◆ **Requirement**:
List each line of the data that holds the string "Degree", please.

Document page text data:
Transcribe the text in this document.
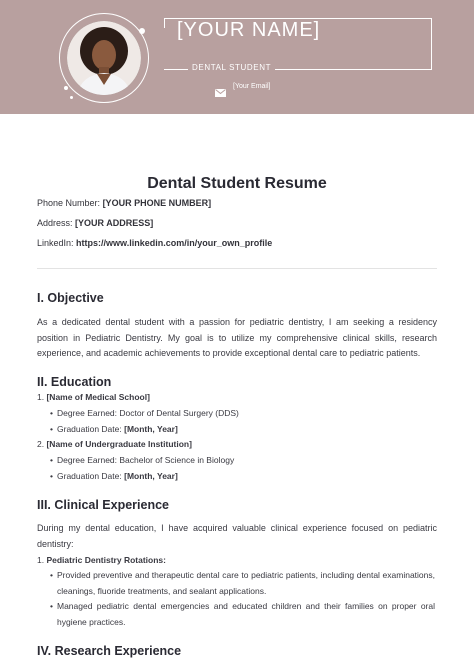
[YOUR NAME]
DENTAL STUDENT
[Your Email]
Dental Student Resume
Phone Number: [YOUR PHONE NUMBER]
Address: [YOUR ADDRESS]
LinkedIn: https://www.linkedin.com/in/your_own_profile
I. Objective
As a dedicated dental student with a passion for pediatric dentistry, I am seeking a residency position in Pediatric Dentistry. My goal is to utilize my comprehensive clinical skills, research experience, and academic achievements to provide exceptional dental care to pediatric patients.
II. Education
1. [Name of Medical School]
• Degree Earned: Doctor of Dental Surgery (DDS)
• Graduation Date: [Month, Year]
2. [Name of Undergraduate Institution]
• Degree Earned: Bachelor of Science in Biology
• Graduation Date: [Month, Year]
III. Clinical Experience
During my dental education, I have acquired valuable clinical experience focused on pediatric dentistry:
1. Pediatric Dentistry Rotations:
• Provided preventive and therapeutic dental care to pediatric patients, including dental examinations, cleanings, fluoride treatments, and sealant applications.
• Managed pediatric dental emergencies and educated children and their families on proper oral hygiene practices.
IV. Research Experience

◆ **Exercise solution**:
• Degree Earned: Doctor of Dental Surgery (DDS)
• Degree Earned: Bachelor of Science in Biology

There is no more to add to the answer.